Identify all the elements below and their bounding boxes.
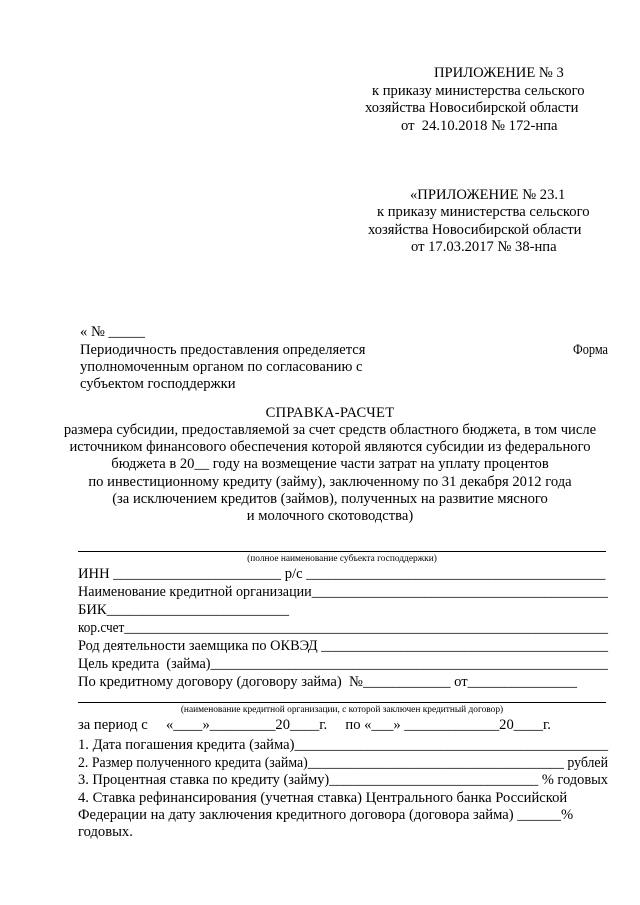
period-field[interactable]: за период с «____»_________20____г. по «___» _____________20____г. — [78, 717, 551, 733]
credit-organization-caption: (наименование кредитной организации, с которой заключен кредитный договор) — [180, 705, 504, 715]
periodicity-line3: субъектом господдержки — [80, 376, 236, 392]
title-line-5: (за исключением кредитов (займов), полученных на развитие мясного — [112, 491, 548, 507]
okved-field[interactable]: Род деятельности заемщика по ОКВЭД ________________________________________ — [78, 638, 608, 654]
appendix-3-title: ПРИЛОЖЕНИЕ № 3 — [434, 65, 564, 81]
appendix-3-line4: от 24.10.2018 № 172-нпа — [401, 118, 558, 134]
item-4-refinancing-rate-line1: 4. Ставка рефинансирования (учетная ставка) Центрального банка Российской — [78, 790, 568, 806]
title-line-1: размера субсидии, предоставляемой за счет средств областного бюджета, в том числе — [63, 422, 597, 438]
appendix-3-line3: хозяйства Новосибирской области — [365, 100, 579, 116]
credit-organization-line[interactable] — [78, 702, 606, 703]
title-line-6: и молочного скотоводства) — [246, 508, 414, 524]
title-line-2: источником финансового обеспечения которой являются субсидии из федерального — [69, 439, 591, 455]
form-number: « № _____ — [80, 324, 146, 340]
loan-purpose-field[interactable]: Цель кредита (займа)________________________________________________________ — [78, 656, 608, 672]
appendix-23-1-line4: от 17.03.2017 № 38-нпа — [411, 239, 557, 255]
periodicity-line2: уполномоченным органом по согласованию с — [80, 359, 363, 375]
correspondent-account-field[interactable]: кор.счет_________________________________________________________________________ — [78, 620, 609, 636]
item-2-loan-amount[interactable]: 2. Размер полученного кредита (займа)_____________________________________ рублей — [78, 755, 608, 771]
item-4-refinancing-rate-line2[interactable]: Федерации на дату заключения кредитного договора (договора займа) ______% — [78, 807, 574, 823]
appendix-3-line2: к приказу министерства сельского — [372, 83, 585, 99]
item-4-refinancing-rate-line3: годовых. — [78, 824, 133, 840]
subject-name-line[interactable] — [78, 551, 606, 552]
document-title: СПРАВКА-РАСЧЕТ — [265, 405, 395, 421]
periodicity-line1: Периодичность предоставления определяется — [80, 342, 366, 358]
form-label: Форма — [573, 342, 609, 358]
title-line-4: по инвестиционному кредиту (займу), заключенному по 31 декабря 2012 года — [88, 474, 572, 490]
item-3-interest-rate[interactable]: 3. Процентная ставка по кредиту (займу)_____________________________ % годовых — [78, 772, 609, 788]
appendix-23-1-line3: хозяйства Новосибирской области — [368, 222, 582, 238]
loan-contract-field[interactable]: По кредитному договору (договору займа) №____________ от_______________ — [78, 674, 578, 690]
subject-name-caption: (полное наименование субъекта господдержки) — [247, 554, 437, 564]
title-line-3: бюджета в 20__ году на возмещение части затрат на уплату процентов — [111, 456, 549, 472]
bik-field[interactable]: БИК_________________________ — [78, 602, 290, 618]
inn-field[interactable]: ИНН _______________________ р/с _________________________________________ — [78, 566, 606, 582]
bank-name-field[interactable]: Наименование кредитной организации__________________________________________ — [78, 584, 608, 600]
appendix-23-1-line2: к приказу министерства сельского — [377, 204, 590, 220]
item-1-repayment-date[interactable]: 1. Дата погашения кредита (займа)___________________________________________ — [78, 737, 609, 753]
appendix-23-1-title: «ПРИЛОЖЕНИЕ № 23.1 — [410, 187, 566, 203]
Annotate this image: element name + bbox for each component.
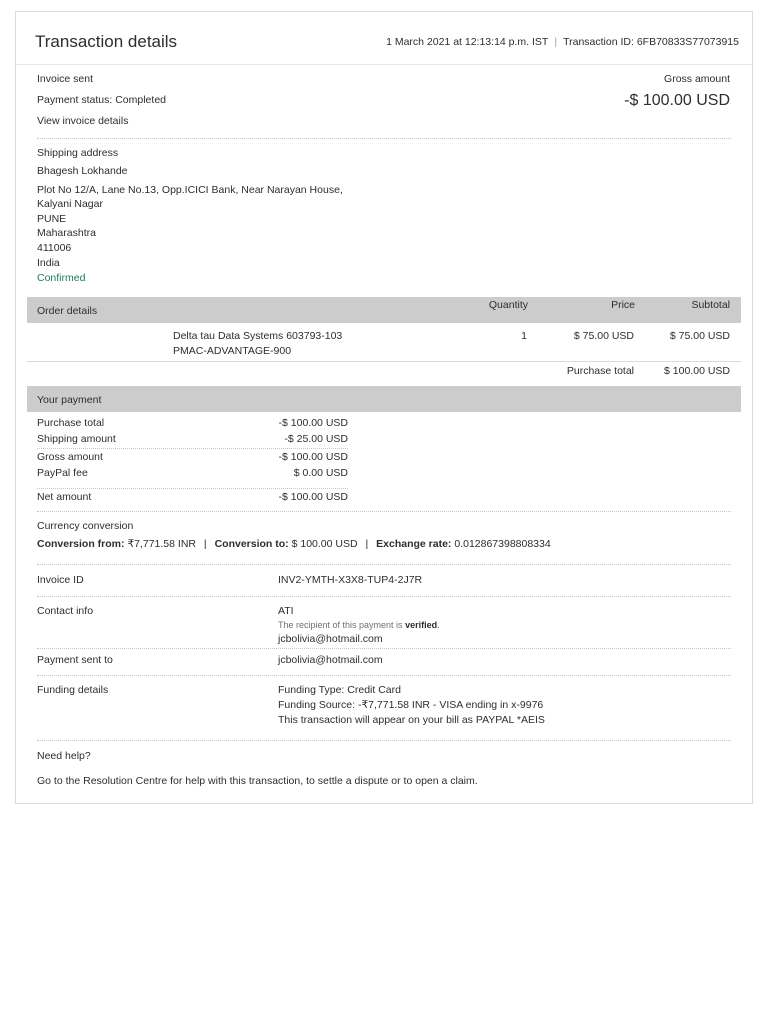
col-quantity: Quantity	[488, 299, 528, 311]
view-invoice-link[interactable]: View invoice details	[37, 115, 129, 127]
order-details-header	[27, 297, 741, 323]
pay-divider-2	[37, 488, 348, 489]
shipping-name: Bhagesh Lokhande	[37, 165, 128, 177]
pay-purchase-total-label: Purchase total	[37, 417, 105, 429]
meta-separator: |	[554, 36, 558, 48]
header-divider	[16, 64, 752, 65]
conversion-divider	[37, 564, 731, 565]
col-price: Price	[611, 299, 635, 311]
payment-status-label: Payment status:	[37, 94, 113, 106]
payment-status	[37, 94, 166, 106]
conversion-to-label: Conversion to:	[214, 538, 289, 550]
help-prefix: Go to the	[37, 775, 81, 787]
shipping-line1: Plot No 12/A, Lane No.13, Opp.ICICI Bank, Near Narayan House,	[37, 184, 343, 196]
need-help-title: Need help?	[37, 750, 91, 762]
pay-net-value: -$ 100.00 USD	[278, 491, 348, 503]
exchange-rate-value: 0.012867398808334	[454, 538, 551, 550]
your-payment-header	[27, 386, 741, 412]
col-subtotal: Subtotal	[691, 299, 730, 311]
item-name: Delta tau Data Systems 603793-103	[173, 330, 343, 342]
purchase-total-label: Purchase total	[566, 365, 634, 377]
conversion-from-value: ₹7,771.58 INR	[127, 538, 196, 550]
item-subtotal: $ 75.00 USD	[669, 330, 730, 342]
purchase-total-value: $ 100.00 USD	[664, 365, 730, 377]
funding-statement: This transaction will appear on your bill as PAYPAL *AEIS	[278, 714, 545, 726]
contact-email: jcbolivia@hotmail.com	[278, 633, 383, 645]
pay-net-label: Net amount	[37, 491, 92, 503]
transaction-type: Invoice sent	[37, 73, 94, 85]
help-text	[37, 775, 478, 787]
invoice-id-value: INV2-YMTH-X3X8-TUP4-2J7R	[278, 574, 423, 586]
help-suffix: for help with this transaction, to settle a dispute or to open a claim.	[170, 775, 478, 787]
shipping-line2: Kalyani Nagar	[37, 198, 103, 210]
resolution-centre-link[interactable]: Resolution Centre	[83, 775, 168, 787]
transaction-id: 6FB70833S77073915	[636, 36, 739, 48]
pay-fee-label: PayPal fee	[37, 467, 88, 479]
transaction-datetime: 1 March 2021 at 12:13:14 p.m. IST	[386, 36, 549, 48]
funding-divider	[37, 740, 731, 741]
gross-amount-label: Gross amount	[664, 73, 730, 85]
verified-suffix: .	[437, 620, 440, 630]
verified-prefix: The recipient of this payment is	[278, 620, 403, 630]
conversion-line	[37, 538, 551, 550]
currency-conversion-label: Currency conversion	[37, 520, 134, 532]
order-details-title: Order details	[37, 305, 98, 317]
payment-divider	[37, 511, 731, 512]
sent-to-divider	[37, 675, 731, 676]
shipping-city: PUNE	[37, 213, 67, 225]
transaction-id-label: Transaction ID:	[563, 36, 634, 48]
pay-gross-label: Gross amount	[37, 451, 103, 463]
item-sku: PMAC-ADVANTAGE-900	[173, 345, 292, 357]
verified-badge: verified	[405, 620, 438, 630]
pay-shipping-label: Shipping amount	[37, 433, 116, 445]
item-price: $ 75.00 USD	[573, 330, 634, 342]
conversion-from-label: Conversion from:	[37, 538, 125, 550]
pay-divider-1	[37, 448, 348, 449]
shipping-country: India	[37, 257, 60, 269]
transaction-details-card	[15, 11, 753, 804]
conversion-to-value: $ 100.00 USD	[291, 538, 358, 550]
funding-details-label: Funding details	[37, 684, 109, 696]
shipping-postcode: 411006	[37, 242, 72, 254]
payment-sent-to-value: jcbolivia@hotmail.com	[278, 654, 383, 666]
exchange-rate-label: Exchange rate:	[376, 538, 452, 550]
summary-divider	[37, 138, 731, 139]
your-payment-title: Your payment	[37, 394, 102, 406]
pay-fee-value: $ 0.00 USD	[293, 467, 348, 479]
item-quantity: 1	[521, 330, 527, 342]
payment-sent-to-label: Payment sent to	[37, 654, 113, 666]
gross-amount-value: -$ 100.00 USD	[624, 92, 730, 109]
funding-source: Funding Source: -₹7,771.58 INR - VISA ending in x-9976	[278, 699, 544, 711]
conversion-separator-1: |	[203, 538, 207, 550]
conversion-separator-2: |	[365, 538, 369, 550]
contact-info-label: Contact info	[37, 605, 94, 617]
shipping-status: Confirmed	[37, 272, 86, 284]
invoice-divider	[37, 596, 731, 597]
contact-divider	[37, 648, 731, 649]
pay-purchase-total-value: -$ 100.00 USD	[278, 417, 348, 429]
pay-gross-value: -$ 100.00 USD	[278, 451, 348, 463]
transaction-meta	[386, 36, 739, 48]
contact-name: ATI	[278, 605, 294, 617]
verified-note	[278, 620, 440, 630]
funding-type: Funding Type: Credit Card	[278, 684, 401, 696]
invoice-id-label: Invoice ID	[37, 574, 84, 586]
shipping-address-label: Shipping address	[37, 147, 119, 159]
page-title: Transaction details	[35, 32, 178, 51]
order-row-divider	[27, 361, 741, 362]
shipping-state: Maharashtra	[37, 227, 96, 239]
payment-status-value: Completed	[115, 94, 166, 106]
pay-shipping-value: -$ 25.00 USD	[284, 433, 348, 445]
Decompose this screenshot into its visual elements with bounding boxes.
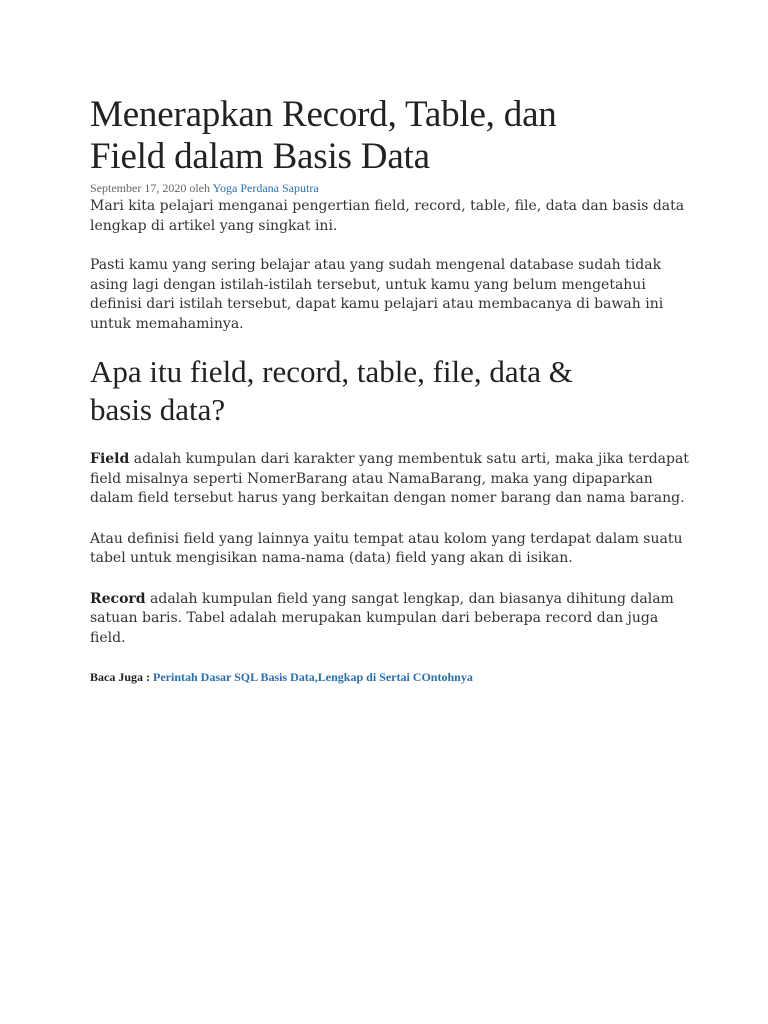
read-also [90,670,690,684]
paragraph-field-alt: Atau definisi field yang lainnya yaitu tempat atau kolom yang terdapat dalam suatu tabel untuk mengisikan nama-nama (data) field yang akan di isikan. [90,530,683,566]
paragraph-field [90,450,690,509]
article-title-line1: Menerapkan Record, Table, dan [90,94,557,135]
field-term: Field [90,451,130,467]
section-heading-line1: Apa itu field, record, table, file, data & [90,354,573,389]
article-title-line2: Field dalam Basis Data [90,136,430,177]
read-also-label: Baca Juga : [90,670,150,684]
section-heading [90,353,690,429]
byline-by: oleh [189,181,210,195]
paragraph-record [90,590,690,649]
article-title [90,94,690,178]
record-definition: adalah kumpulan field yang sangat lengkap, dan biasanya dihitung dalam satuan baris. Tabel adalah merupakan kumpulan dari beberapa record dan juga field. [90,590,674,646]
read-also-link[interactable]: Perintah Dasar SQL Basis Data,Lengkap di Sertai COntohnya [153,670,473,684]
author-link[interactable]: Yoga Perdana Saputra [212,181,319,195]
paragraph-database-terms: Pasti kamu yang sering belajar atau yang sudah mengenal database sudah tidak asing lagi dengan istilah-istilah tersebut, untuk kamu yang belum mengetahui definisi dari istilah tersebut, dapat kamu pelajari atau membacanya di bawah ini untuk memahaminya. [90,257,664,332]
article-meta [90,181,690,195]
record-term: Record [90,590,146,607]
article [90,94,690,684]
post-date: September 17, 2020 [90,181,187,195]
field-definition: adalah kumpulan dari karakter yang membentuk satu arti, maka jika terdapat field misalnya seperti NomerBarang atau NamaBarang, maka yang dipaparkan dalam field tersebut harus yang berkaitan dengan nomer barang dan nama barang. [90,451,689,506]
section-heading-line2: basis data? [90,392,226,427]
intro-paragraph: Mari kita pelajari menganai pengertian field, record, table, file, data dan basis data lengkap di artikel yang singkat ini. [90,198,685,234]
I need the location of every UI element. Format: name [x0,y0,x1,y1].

□ □ □ □ □ □ □

Can you turn the lines from the one containing "299, 528, 311]" to the one containing "564, 731, 565]" into a numbered list, skipping any blank lines?

1. col-quantity: Quantity	[488, 299, 528, 311]
2. view-invoice-link[interactable]: View invoice details	[37, 115, 129, 127]
3. order-details-header	[27, 297, 741, 323]
4. pay-divider-2	[37, 488, 348, 489]
5. shipping-name: Bhagesh Lokhande	[37, 165, 128, 177]
6. pay-purchase-total-label: Purchase total	[37, 417, 105, 429]
7. meta-separator: |	[554, 36, 558, 48]
8. header-divider	[16, 64, 752, 65]
9. conversion-divider	[37, 564, 731, 565]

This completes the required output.